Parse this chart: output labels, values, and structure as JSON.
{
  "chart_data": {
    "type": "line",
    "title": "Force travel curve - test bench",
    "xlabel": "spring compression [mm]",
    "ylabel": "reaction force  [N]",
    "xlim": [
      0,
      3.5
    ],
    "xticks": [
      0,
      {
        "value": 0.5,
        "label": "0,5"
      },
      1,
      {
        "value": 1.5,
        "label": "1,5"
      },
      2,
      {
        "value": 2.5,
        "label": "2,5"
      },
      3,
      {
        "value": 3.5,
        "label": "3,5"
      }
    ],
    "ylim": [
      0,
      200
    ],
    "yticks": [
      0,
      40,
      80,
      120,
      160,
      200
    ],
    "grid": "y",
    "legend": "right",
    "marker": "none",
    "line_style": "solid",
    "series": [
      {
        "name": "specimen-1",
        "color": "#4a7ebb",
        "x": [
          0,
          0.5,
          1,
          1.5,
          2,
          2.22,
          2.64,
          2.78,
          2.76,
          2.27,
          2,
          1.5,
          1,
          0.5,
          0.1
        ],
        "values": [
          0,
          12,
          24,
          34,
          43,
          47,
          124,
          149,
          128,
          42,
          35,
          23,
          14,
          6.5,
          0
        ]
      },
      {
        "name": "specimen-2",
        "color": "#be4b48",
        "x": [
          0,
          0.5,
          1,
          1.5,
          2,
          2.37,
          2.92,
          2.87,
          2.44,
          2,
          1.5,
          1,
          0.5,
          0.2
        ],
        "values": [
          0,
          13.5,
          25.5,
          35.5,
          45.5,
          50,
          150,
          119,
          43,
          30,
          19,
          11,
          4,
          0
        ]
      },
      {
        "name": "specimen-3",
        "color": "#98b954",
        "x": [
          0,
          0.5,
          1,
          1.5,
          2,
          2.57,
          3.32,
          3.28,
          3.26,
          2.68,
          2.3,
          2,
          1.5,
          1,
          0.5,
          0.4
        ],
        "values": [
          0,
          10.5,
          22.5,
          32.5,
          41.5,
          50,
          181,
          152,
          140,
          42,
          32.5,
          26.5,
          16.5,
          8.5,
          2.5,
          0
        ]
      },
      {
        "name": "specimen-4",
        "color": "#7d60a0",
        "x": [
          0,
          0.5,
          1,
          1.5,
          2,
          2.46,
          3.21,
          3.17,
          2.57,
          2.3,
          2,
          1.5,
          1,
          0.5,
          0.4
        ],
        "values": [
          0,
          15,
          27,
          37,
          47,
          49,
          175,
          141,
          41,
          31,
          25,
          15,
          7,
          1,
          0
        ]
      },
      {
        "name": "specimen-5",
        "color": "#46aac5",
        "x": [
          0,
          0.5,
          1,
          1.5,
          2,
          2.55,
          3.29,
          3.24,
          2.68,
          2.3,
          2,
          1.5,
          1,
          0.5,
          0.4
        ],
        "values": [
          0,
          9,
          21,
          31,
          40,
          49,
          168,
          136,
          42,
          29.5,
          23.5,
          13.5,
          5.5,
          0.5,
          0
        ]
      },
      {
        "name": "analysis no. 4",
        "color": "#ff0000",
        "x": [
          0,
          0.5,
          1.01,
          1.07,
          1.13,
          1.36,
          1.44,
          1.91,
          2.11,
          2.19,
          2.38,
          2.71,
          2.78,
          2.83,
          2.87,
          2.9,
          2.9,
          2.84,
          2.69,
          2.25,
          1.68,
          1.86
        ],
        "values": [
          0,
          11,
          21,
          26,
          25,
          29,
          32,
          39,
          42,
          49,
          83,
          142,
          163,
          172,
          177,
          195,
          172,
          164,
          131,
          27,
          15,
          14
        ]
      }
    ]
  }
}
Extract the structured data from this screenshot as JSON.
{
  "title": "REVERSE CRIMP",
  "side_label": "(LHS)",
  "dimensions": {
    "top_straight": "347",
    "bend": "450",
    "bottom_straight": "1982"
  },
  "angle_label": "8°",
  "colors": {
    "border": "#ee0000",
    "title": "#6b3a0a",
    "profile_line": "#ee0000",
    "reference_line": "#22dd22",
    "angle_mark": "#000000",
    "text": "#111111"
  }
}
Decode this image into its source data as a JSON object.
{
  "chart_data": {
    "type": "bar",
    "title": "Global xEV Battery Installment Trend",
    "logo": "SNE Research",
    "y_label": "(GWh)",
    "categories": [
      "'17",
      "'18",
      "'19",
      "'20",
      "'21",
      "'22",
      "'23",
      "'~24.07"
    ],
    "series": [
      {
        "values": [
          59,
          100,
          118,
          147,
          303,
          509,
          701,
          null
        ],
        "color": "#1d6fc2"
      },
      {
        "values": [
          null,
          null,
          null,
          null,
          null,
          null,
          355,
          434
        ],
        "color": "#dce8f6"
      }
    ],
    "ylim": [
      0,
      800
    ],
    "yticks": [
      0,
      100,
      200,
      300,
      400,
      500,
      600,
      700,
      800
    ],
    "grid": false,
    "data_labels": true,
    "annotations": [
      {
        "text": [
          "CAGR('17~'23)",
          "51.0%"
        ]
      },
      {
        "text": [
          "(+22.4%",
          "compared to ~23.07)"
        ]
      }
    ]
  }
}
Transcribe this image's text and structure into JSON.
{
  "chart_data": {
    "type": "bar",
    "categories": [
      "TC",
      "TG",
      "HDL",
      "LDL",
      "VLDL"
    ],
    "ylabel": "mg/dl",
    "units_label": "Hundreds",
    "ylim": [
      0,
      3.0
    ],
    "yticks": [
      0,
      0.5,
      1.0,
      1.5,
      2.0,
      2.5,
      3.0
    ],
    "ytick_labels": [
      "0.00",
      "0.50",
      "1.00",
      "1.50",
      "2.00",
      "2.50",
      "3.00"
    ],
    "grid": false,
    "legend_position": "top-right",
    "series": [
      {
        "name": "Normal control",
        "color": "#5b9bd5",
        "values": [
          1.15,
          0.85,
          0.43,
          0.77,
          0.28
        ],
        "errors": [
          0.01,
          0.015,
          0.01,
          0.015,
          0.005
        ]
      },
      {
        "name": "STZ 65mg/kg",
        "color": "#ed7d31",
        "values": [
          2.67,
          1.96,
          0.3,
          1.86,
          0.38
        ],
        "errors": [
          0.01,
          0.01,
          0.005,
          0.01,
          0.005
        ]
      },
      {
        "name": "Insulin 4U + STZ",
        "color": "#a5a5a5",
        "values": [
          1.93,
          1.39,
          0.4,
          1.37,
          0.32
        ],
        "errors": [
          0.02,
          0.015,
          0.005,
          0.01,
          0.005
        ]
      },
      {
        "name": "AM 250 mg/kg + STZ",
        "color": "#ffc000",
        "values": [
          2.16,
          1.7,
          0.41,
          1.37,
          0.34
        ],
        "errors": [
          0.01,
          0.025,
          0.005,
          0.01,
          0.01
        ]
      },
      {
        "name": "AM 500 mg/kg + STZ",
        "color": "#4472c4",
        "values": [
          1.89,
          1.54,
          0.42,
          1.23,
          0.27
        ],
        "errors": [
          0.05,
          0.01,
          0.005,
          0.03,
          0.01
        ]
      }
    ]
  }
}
■ ■ ■
Restate the data above exactly, keeping each word as it stands.

Parse this chart: output labels, values, and structure as JSON.
{
  "chart_data": {
    "type": "line",
    "title": "Force travel curve - test bench",
    "xlabel": "spring compression [mm]",
    "ylabel": "reaction force  [N]",
    "xlim": [
      0,
      3.5
    ],
    "xticks": [
      0,
      {
        "value": 0.5,
        "label": "0,5"
      },
      1,
      {
        "value": 1.5,
        "label": "1,5"
      },
      2,
      {
        "value": 2.5,
        "label": "2,5"
      },
      3,
      {
        "value": 3.5,
        "label": "3,5"
      }
    ],
    "ylim": [
      0,
      200
    ],
    "yticks": [
      0,
      40,
      80,
      120,
      160,
      200
    ],
    "grid": "y",
    "legend": "right",
    "marker": "none",
    "line_style": "solid",
    "series": [
      {
        "name": "specimen-1",
        "color": "#4a7ebb",
        "x": [
          0,
          0.5,
          1,
          1.5,
          2,
          2.22,
          2.64,
          2.78,
          2.76,
          2.27,
          2,
          1.5,
          1,
          0.5,
          0.1
        ],
        "values": [
          0,
          12,
          24,
          34,
          43,
          47,
          124,
          149,
          128,
          42,
          35,
          23,
          14,
          6.5,
          0
        ]
      },
      {
        "name": "specimen-2",
        "color": "#be4b48",
        "x": [
          0,
          0.5,
          1,
          1.5,
          2,
          2.37,
          2.92,
          2.87,
          2.44,
          2,
          1.5,
          1,
          0.5,
          0.2
        ],
        "values": [
          0,
          13.5,
          25.5,
          35.5,
          45.5,
          50,
          150,
          119,
          43,
          30,
          19,
          11,
          4,
          0
        ]
      },
      {
        "name": "specimen-3",
        "color": "#98b954",
        "x": [
          0,
          0.5,
          1,
          1.5,
          2,
          2.57,
          3.32,
          3.28,
          3.26,
          2.68,
          2.3,
          2,
          1.5,
          1,
          0.5,
          0.4
        ],
        "values": [
          0,
          10.5,
          22.5,
          32.5,
          41.5,
          50,
          181,
          152,
          140,
          42,
          32.5,
          26.5,
          16.5,
          8.5,
          2.5,
          0
        ]
      },
      {
        "name": "specimen-4",
        "color": "#7d60a0",
        "x": [
          0,
          0.5,
          1,
          1.5,
          2,
          2.46,
          3.21,
          3.17,
          2.57,
          2.3,
          2,
          1.5,
          1,
          0.5,
          0.4
        ],
        "values": [
          0,
          15,
          27,
          37,
          47,
          49,
          175,
          141,
          41,
          31,
          25,
          15,
          7,
          1,
          0
        ]
      },
      {
        "name": "specimen-5",
        "color": "#46aac5",
        "x": [
          0,
          0.5,
          1,
          1.5,
          2,
          2.55,
          3.29,
          3.24,
          2.68,
          2.3,
          2,
          1.5,
          1,
          0.5,
          0.4
        ],
        "values": [
          0,
          9,
          21,
          31,
          40,
          49,
          168,
          136,
          42,
          29.5,
          23.5,
          13.5,
          5.5,
          0.5,
          0
        ]
      },
      {
        "name": "analysis no. 4",
        "color": "#ff0000",
        "x": [
          0,
          0.5,
          1.01,
          1.07,
          1.13,
          1.36,
          1.44,
          1.91,
          2.11,
          2.19,
          2.38,
          2.71,
          2.78,
          2.83,
          2.87,
          2.9,
          2.9,
          2.84,
          2.69,
          2.25,
          1.68,
          1.86
        ],
        "values": [
          0,
          11,
          21,
          26,
          25,
          29,
          32,
          39,
          42,
          49,
          83,
          142,
          163,
          172,
          177,
          195,
          172,
          164,
          131,
          27,
          15,
          14
        ]
      }
    ]
  }
}
Extract the structured data from this screenshot as JSON.
{
  "title": "REVERSE CRIMP",
  "side_label": "(LHS)",
  "dimensions": {
    "top_straight": "347",
    "bend": "450",
    "bottom_straight": "1982"
  },
  "angle_label": "8°",
  "colors": {
    "border": "#ee0000",
    "title": "#6b3a0a",
    "profile_line": "#ee0000",
    "reference_line": "#22dd22",
    "angle_mark": "#000000",
    "text": "#111111"
  }
}
Decode this image into its source data as a JSON object.
{
  "chart_data": {
    "type": "bar",
    "title": "Global xEV Battery Installment Trend",
    "logo": "SNE Research",
    "y_label": "(GWh)",
    "categories": [
      "'17",
      "'18",
      "'19",
      "'20",
      "'21",
      "'22",
      "'23",
      "'~24.07"
    ],
    "series": [
      {
        "values": [
          59,
          100,
          118,
          147,
          303,
          509,
          701,
          null
        ],
        "color": "#1d6fc2"
      },
      {
        "values": [
          null,
          null,
          null,
          null,
          null,
          null,
          355,
          434
        ],
        "color": "#dce8f6"
      }
    ],
    "ylim": [
      0,
      800
    ],
    "yticks": [
      0,
      100,
      200,
      300,
      400,
      500,
      600,
      700,
      800
    ],
    "grid": false,
    "data_labels": true,
    "annotations": [
      {
        "text": [
          "CAGR('17~'23)",
          "51.0%"
        ]
      },
      {
        "text": [
          "(+22.4%",
          "compared to ~23.07)"
        ]
      }
    ]
  }
}
Transcribe this image's text and structure into JSON.
{
  "chart_data": {
    "type": "bar",
    "categories": [
      "TC",
      "TG",
      "HDL",
      "LDL",
      "VLDL"
    ],
    "ylabel": "mg/dl",
    "units_label": "Hundreds",
    "ylim": [
      0,
      3.0
    ],
    "yticks": [
      0,
      0.5,
      1.0,
      1.5,
      2.0,
      2.5,
      3.0
    ],
    "ytick_labels": [
      "0.00",
      "0.50",
      "1.00",
      "1.50",
      "2.00",
      "2.50",
      "3.00"
    ],
    "grid": false,
    "legend_position": "top-right",
    "series": [
      {
        "name": "Normal control",
        "color": "#5b9bd5",
        "values": [
          1.15,
          0.85,
          0.43,
          0.77,
          0.28
        ],
        "errors": [
          0.01,
          0.015,
          0.01,
          0.015,
          0.005
        ]
      },
      {
        "name": "STZ 65mg/kg",
        "color": "#ed7d31",
        "values": [
          2.67,
          1.96,
          0.3,
          1.86,
          0.38
        ],
        "errors": [
          0.01,
          0.01,
          0.005,
          0.01,
          0.005
        ]
      },
      {
        "name": "Insulin 4U + STZ",
        "color": "#a5a5a5",
        "values": [
          1.93,
          1.39,
          0.4,
          1.37,
          0.32
        ],
        "errors": [
          0.02,
          0.015,
          0.005,
          0.01,
          0.005
        ]
      },
      {
        "name": "AM 250 mg/kg + STZ",
        "color": "#ffc000",
        "values": [
          2.16,
          1.7,
          0.41,
          1.37,
          0.34
        ],
        "errors": [
          0.01,
          0.025,
          0.005,
          0.01,
          0.01
        ]
      },
      {
        "name": "AM 500 mg/kg + STZ",
        "color": "#4472c4",
        "values": [
          1.89,
          1.54,
          0.42,
          1.23,
          0.27
        ],
        "errors": [
          0.05,
          0.01,
          0.005,
          0.03,
          0.01
        ]
      }
    ]
  }
}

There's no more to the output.